YOUR OBJECTIVE:
Repeat the records word for word, excluding any picture.

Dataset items
━━━━━━━━━━━━━━━━━━━━━━━━━━━━━━
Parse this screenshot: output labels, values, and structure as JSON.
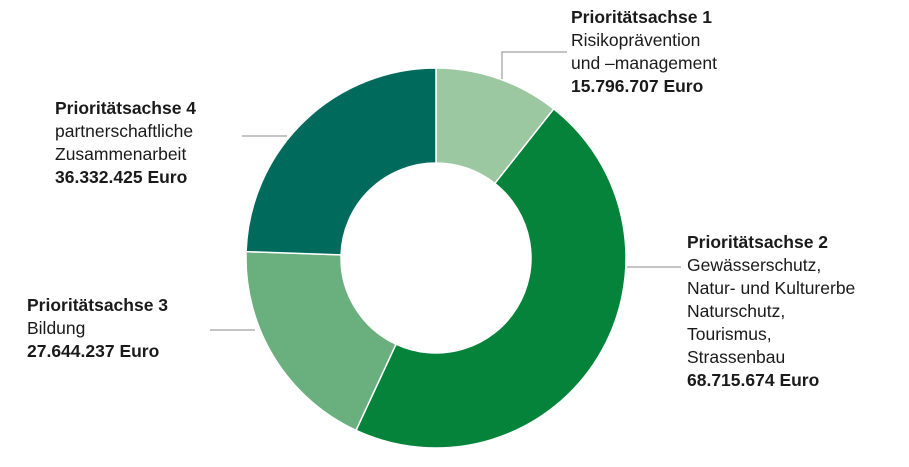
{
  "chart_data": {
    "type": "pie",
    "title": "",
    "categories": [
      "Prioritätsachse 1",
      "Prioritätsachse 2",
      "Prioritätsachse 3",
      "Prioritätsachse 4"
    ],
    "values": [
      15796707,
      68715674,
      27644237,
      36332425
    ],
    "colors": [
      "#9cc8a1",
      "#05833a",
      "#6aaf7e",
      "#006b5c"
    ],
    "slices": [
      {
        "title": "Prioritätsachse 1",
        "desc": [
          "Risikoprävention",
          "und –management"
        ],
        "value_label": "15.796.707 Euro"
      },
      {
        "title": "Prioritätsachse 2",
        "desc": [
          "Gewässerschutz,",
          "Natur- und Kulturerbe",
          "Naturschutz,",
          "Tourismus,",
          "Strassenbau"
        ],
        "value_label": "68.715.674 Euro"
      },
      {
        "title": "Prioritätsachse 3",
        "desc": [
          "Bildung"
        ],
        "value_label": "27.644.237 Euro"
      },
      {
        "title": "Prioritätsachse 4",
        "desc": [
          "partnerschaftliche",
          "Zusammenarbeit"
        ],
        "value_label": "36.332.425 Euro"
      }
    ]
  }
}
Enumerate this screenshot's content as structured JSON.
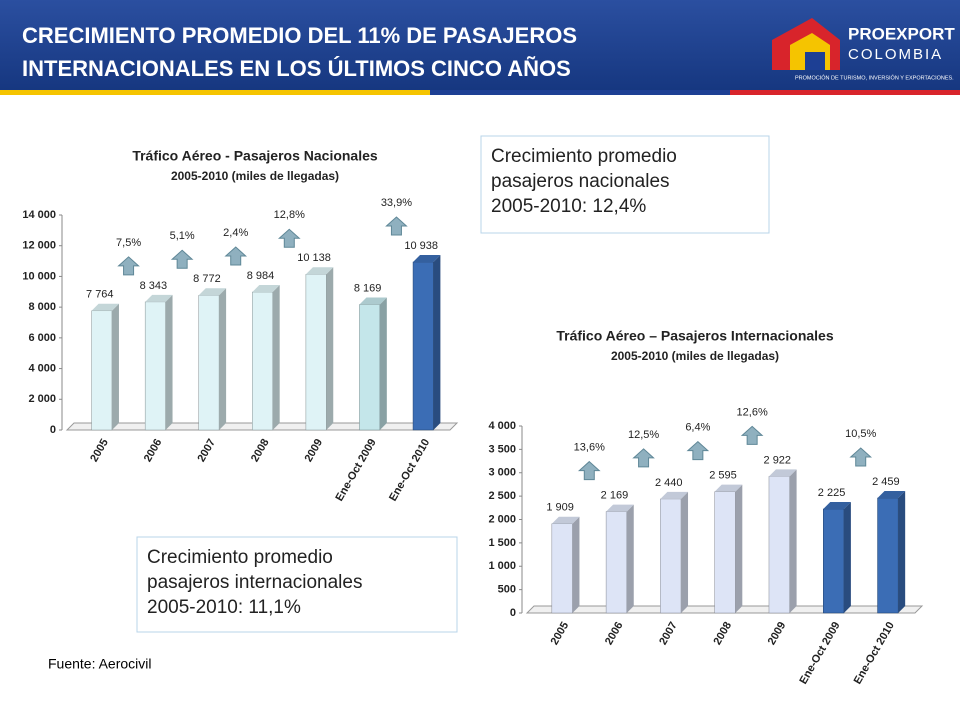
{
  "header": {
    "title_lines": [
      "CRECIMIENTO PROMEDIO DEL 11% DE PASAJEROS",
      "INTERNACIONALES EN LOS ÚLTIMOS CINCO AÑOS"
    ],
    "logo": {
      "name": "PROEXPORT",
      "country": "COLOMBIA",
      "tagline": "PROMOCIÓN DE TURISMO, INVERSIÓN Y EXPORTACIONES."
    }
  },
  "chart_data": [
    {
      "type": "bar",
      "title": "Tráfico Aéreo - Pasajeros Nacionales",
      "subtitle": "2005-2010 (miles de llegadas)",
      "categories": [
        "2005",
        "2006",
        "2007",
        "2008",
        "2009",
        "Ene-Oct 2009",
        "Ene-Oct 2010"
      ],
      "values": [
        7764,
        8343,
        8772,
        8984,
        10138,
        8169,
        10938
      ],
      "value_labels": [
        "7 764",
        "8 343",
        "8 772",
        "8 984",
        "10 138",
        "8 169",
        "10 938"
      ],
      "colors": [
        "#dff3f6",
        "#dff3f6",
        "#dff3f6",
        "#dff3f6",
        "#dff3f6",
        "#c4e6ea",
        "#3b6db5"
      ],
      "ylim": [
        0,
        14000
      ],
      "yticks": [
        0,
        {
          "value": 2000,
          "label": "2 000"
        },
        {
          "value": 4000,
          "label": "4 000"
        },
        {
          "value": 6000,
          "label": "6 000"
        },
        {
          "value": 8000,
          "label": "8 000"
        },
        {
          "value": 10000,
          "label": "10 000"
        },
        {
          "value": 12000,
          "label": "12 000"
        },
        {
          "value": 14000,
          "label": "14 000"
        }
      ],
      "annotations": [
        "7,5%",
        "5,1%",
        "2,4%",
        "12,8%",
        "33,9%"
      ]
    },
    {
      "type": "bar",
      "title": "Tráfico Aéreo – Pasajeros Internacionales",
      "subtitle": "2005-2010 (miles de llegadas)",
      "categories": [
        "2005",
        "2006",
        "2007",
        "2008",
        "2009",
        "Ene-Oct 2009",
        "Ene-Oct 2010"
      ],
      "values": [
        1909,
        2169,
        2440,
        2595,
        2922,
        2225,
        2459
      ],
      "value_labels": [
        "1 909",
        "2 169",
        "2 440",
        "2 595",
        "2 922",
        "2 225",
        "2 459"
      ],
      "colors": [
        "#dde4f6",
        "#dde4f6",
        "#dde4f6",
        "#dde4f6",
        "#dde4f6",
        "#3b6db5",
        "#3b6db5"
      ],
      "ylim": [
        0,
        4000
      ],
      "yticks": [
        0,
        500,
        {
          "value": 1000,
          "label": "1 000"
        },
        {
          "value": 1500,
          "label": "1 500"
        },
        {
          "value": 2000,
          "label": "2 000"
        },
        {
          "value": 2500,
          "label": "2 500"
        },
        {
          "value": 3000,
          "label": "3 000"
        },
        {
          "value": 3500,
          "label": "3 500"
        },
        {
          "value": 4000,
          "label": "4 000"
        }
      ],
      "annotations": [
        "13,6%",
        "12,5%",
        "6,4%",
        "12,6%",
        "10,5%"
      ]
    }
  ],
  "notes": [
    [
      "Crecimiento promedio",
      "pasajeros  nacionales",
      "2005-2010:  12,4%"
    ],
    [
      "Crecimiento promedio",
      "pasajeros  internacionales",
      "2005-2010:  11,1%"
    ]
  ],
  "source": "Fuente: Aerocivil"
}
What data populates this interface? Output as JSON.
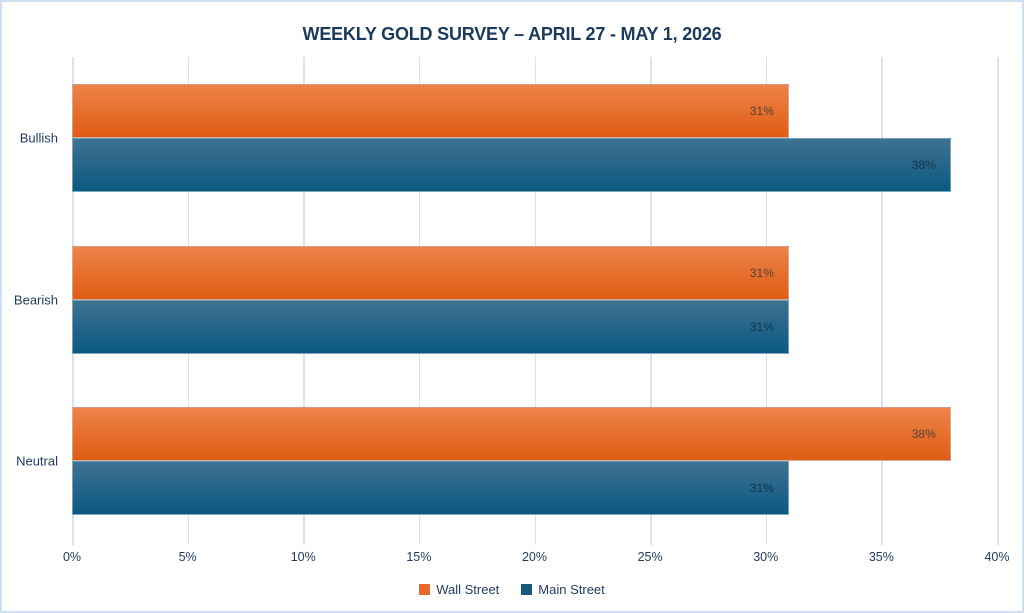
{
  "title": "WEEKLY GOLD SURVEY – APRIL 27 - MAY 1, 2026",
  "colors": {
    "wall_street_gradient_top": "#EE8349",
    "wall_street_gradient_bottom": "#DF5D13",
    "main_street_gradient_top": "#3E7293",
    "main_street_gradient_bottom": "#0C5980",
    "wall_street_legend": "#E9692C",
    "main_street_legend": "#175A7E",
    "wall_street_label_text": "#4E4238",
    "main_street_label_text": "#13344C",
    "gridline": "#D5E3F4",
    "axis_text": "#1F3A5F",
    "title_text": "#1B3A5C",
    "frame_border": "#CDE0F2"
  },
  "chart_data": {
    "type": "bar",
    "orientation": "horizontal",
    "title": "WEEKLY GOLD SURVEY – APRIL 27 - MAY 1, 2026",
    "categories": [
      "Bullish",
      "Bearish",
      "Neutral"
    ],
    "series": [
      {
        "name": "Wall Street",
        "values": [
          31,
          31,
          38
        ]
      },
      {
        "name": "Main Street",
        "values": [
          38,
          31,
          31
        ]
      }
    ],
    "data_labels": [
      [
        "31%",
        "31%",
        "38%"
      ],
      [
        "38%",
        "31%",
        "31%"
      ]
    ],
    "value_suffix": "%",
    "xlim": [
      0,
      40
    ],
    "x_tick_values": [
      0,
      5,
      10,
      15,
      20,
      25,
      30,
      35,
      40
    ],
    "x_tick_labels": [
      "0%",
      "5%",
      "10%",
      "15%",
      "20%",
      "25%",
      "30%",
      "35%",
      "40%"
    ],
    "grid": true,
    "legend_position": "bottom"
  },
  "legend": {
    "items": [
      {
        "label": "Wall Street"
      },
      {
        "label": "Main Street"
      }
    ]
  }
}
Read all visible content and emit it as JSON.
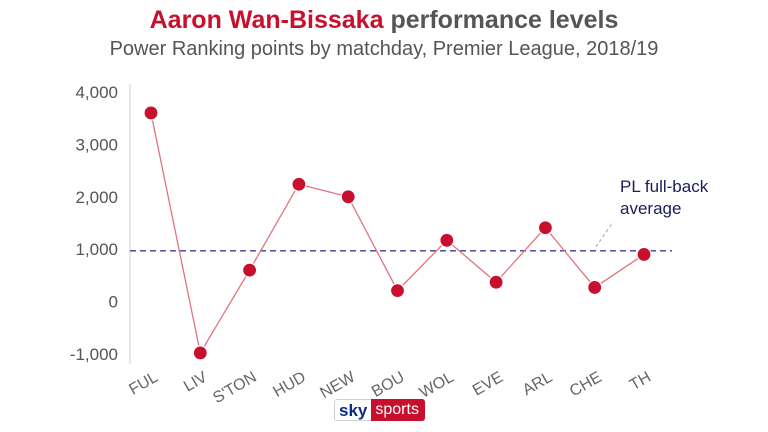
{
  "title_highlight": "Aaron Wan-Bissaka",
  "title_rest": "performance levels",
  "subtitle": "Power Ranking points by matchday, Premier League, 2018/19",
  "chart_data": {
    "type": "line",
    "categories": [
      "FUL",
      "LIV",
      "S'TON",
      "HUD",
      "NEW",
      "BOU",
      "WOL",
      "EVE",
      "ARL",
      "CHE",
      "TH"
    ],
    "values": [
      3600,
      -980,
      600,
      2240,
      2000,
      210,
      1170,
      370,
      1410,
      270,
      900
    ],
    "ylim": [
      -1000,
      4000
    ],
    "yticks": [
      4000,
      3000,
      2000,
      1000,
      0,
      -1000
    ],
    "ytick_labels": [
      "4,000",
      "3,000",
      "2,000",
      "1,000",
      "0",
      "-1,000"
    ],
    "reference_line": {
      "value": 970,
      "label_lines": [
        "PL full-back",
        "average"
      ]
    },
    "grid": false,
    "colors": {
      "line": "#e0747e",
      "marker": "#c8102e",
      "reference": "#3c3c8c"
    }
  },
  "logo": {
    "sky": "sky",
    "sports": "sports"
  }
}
━━━━━━━━━━━━━━━━━━━━━━━━━━━━━━
OUTPUT OF THE TASK:
Parse this screenshot: output labels, values, and structure as JSON.
{
  "chart_data": {
    "type": "pie",
    "title": "",
    "categories": [
      "Prioritätsachse 1",
      "Prioritätsachse 2",
      "Prioritätsachse 3",
      "Prioritätsachse 4"
    ],
    "values": [
      15796707,
      68715674,
      27644237,
      36332425
    ],
    "colors": [
      "#9cc8a1",
      "#05833a",
      "#6aaf7e",
      "#006b5c"
    ],
    "slices": [
      {
        "title": "Prioritätsachse 1",
        "desc": [
          "Risikoprävention",
          "und –management"
        ],
        "value_label": "15.796.707 Euro"
      },
      {
        "title": "Prioritätsachse 2",
        "desc": [
          "Gewässerschutz,",
          "Natur- und Kulturerbe",
          "Naturschutz,",
          "Tourismus,",
          "Strassenbau"
        ],
        "value_label": "68.715.674 Euro"
      },
      {
        "title": "Prioritätsachse 3",
        "desc": [
          "Bildung"
        ],
        "value_label": "27.644.237 Euro"
      },
      {
        "title": "Prioritätsachse 4",
        "desc": [
          "partnerschaftliche",
          "Zusammenarbeit"
        ],
        "value_label": "36.332.425 Euro"
      }
    ]
  }
}
Enumerate this screenshot's content as structured JSON.
{
  "header": {
    "title_lines": [
      "CRECIMIENTO PROMEDIO DEL 11% DE PASAJEROS",
      "INTERNACIONALES EN LOS ÚLTIMOS CINCO AÑOS"
    ],
    "logo": {
      "name": "PROEXPORT",
      "country": "COLOMBIA",
      "tagline": "PROMOCIÓN DE TURISMO, INVERSIÓN Y EXPORTACIONES."
    }
  },
  "chart_data": [
    {
      "type": "bar",
      "title": "Tráfico Aéreo - Pasajeros Nacionales",
      "subtitle": "2005-2010 (miles de llegadas)",
      "categories": [
        "2005",
        "2006",
        "2007",
        "2008",
        "2009",
        "Ene-Oct 2009",
        "Ene-Oct 2010"
      ],
      "values": [
        7764,
        8343,
        8772,
        8984,
        10138,
        8169,
        10938
      ],
      "value_labels": [
        "7 764",
        "8 343",
        "8 772",
        "8 984",
        "10 138",
        "8 169",
        "10 938"
      ],
      "colors": [
        "#dff3f6",
        "#dff3f6",
        "#dff3f6",
        "#dff3f6",
        "#dff3f6",
        "#c4e6ea",
        "#3b6db5"
      ],
      "ylim": [
        0,
        14000
      ],
      "yticks": [
        0,
        {
          "value": 2000,
          "label": "2 000"
        },
        {
          "value": 4000,
          "label": "4 000"
        },
        {
          "value": 6000,
          "label": "6 000"
        },
        {
          "value": 8000,
          "label": "8 000"
        },
        {
          "value": 10000,
          "label": "10 000"
        },
        {
          "value": 12000,
          "label": "12 000"
        },
        {
          "value": 14000,
          "label": "14 000"
        }
      ],
      "annotations": [
        "7,5%",
        "5,1%",
        "2,4%",
        "12,8%",
        "33,9%"
      ]
    },
    {
      "type": "bar",
      "title": "Tráfico Aéreo – Pasajeros Internacionales",
      "subtitle": "2005-2010 (miles de llegadas)",
      "categories": [
        "2005",
        "2006",
        "2007",
        "2008",
        "2009",
        "Ene-Oct 2009",
        "Ene-Oct 2010"
      ],
      "values": [
        1909,
        2169,
        2440,
        2595,
        2922,
        2225,
        2459
      ],
      "value_labels": [
        "1 909",
        "2 169",
        "2 440",
        "2 595",
        "2 922",
        "2 225",
        "2 459"
      ],
      "colors": [
        "#dde4f6",
        "#dde4f6",
        "#dde4f6",
        "#dde4f6",
        "#dde4f6",
        "#3b6db5",
        "#3b6db5"
      ],
      "ylim": [
        0,
        4000
      ],
      "yticks": [
        0,
        500,
        {
          "value": 1000,
          "label": "1 000"
        },
        {
          "value": 1500,
          "label": "1 500"
        },
        {
          "value": 2000,
          "label": "2 000"
        },
        {
          "value": 2500,
          "label": "2 500"
        },
        {
          "value": 3000,
          "label": "3 000"
        },
        {
          "value": 3500,
          "label": "3 500"
        },
        {
          "value": 4000,
          "label": "4 000"
        }
      ],
      "annotations": [
        "13,6%",
        "12,5%",
        "6,4%",
        "12,6%",
        "10,5%"
      ]
    }
  ],
  "notes": [
    [
      "Crecimiento promedio",
      "pasajeros  nacionales",
      "2005-2010:  12,4%"
    ],
    [
      "Crecimiento promedio",
      "pasajeros  internacionales",
      "2005-2010:  11,1%"
    ]
  ],
  "source": "Fuente: Aerocivil"
}
What data populates this interface? Output as JSON.
{
  "title": "WEEKLY GOLD SURVEY – APRIL 27 - MAY 1, 2026",
  "colors": {
    "wall_street_gradient_top": "#EE8349",
    "wall_street_gradient_bottom": "#DF5D13",
    "main_street_gradient_top": "#3E7293",
    "main_street_gradient_bottom": "#0C5980",
    "wall_street_legend": "#E9692C",
    "main_street_legend": "#175A7E",
    "wall_street_label_text": "#4E4238",
    "main_street_label_text": "#13344C",
    "gridline": "#D5E3F4",
    "axis_text": "#1F3A5F",
    "title_text": "#1B3A5C",
    "frame_border": "#CDE0F2"
  },
  "chart_data": {
    "type": "bar",
    "orientation": "horizontal",
    "title": "WEEKLY GOLD SURVEY – APRIL 27 - MAY 1, 2026",
    "categories": [
      "Bullish",
      "Bearish",
      "Neutral"
    ],
    "series": [
      {
        "name": "Wall Street",
        "values": [
          31,
          31,
          38
        ]
      },
      {
        "name": "Main Street",
        "values": [
          38,
          31,
          31
        ]
      }
    ],
    "data_labels": [
      [
        "31%",
        "31%",
        "38%"
      ],
      [
        "38%",
        "31%",
        "31%"
      ]
    ],
    "value_suffix": "%",
    "xlim": [
      0,
      40
    ],
    "x_tick_values": [
      0,
      5,
      10,
      15,
      20,
      25,
      30,
      35,
      40
    ],
    "x_tick_labels": [
      "0%",
      "5%",
      "10%",
      "15%",
      "20%",
      "25%",
      "30%",
      "35%",
      "40%"
    ],
    "grid": true,
    "legend_position": "bottom"
  },
  "legend": {
    "items": [
      {
        "label": "Wall Street"
      },
      {
        "label": "Main Street"
      }
    ]
  }
}
Read all visible content and emit it as JSON.
{
  "title_highlight": "Aaron Wan-Bissaka",
  "title_rest": "performance levels",
  "subtitle": "Power Ranking points by matchday, Premier League, 2018/19",
  "chart_data": {
    "type": "line",
    "categories": [
      "FUL",
      "LIV",
      "S'TON",
      "HUD",
      "NEW",
      "BOU",
      "WOL",
      "EVE",
      "ARL",
      "CHE",
      "TH"
    ],
    "values": [
      3600,
      -980,
      600,
      2240,
      2000,
      210,
      1170,
      370,
      1410,
      270,
      900
    ],
    "ylim": [
      -1000,
      4000
    ],
    "yticks": [
      4000,
      3000,
      2000,
      1000,
      0,
      -1000
    ],
    "ytick_labels": [
      "4,000",
      "3,000",
      "2,000",
      "1,000",
      "0",
      "-1,000"
    ],
    "reference_line": {
      "value": 970,
      "label_lines": [
        "PL full-back",
        "average"
      ]
    },
    "grid": false,
    "colors": {
      "line": "#e0747e",
      "marker": "#c8102e",
      "reference": "#3c3c8c"
    }
  },
  "logo": {
    "sky": "sky",
    "sports": "sports"
  }
}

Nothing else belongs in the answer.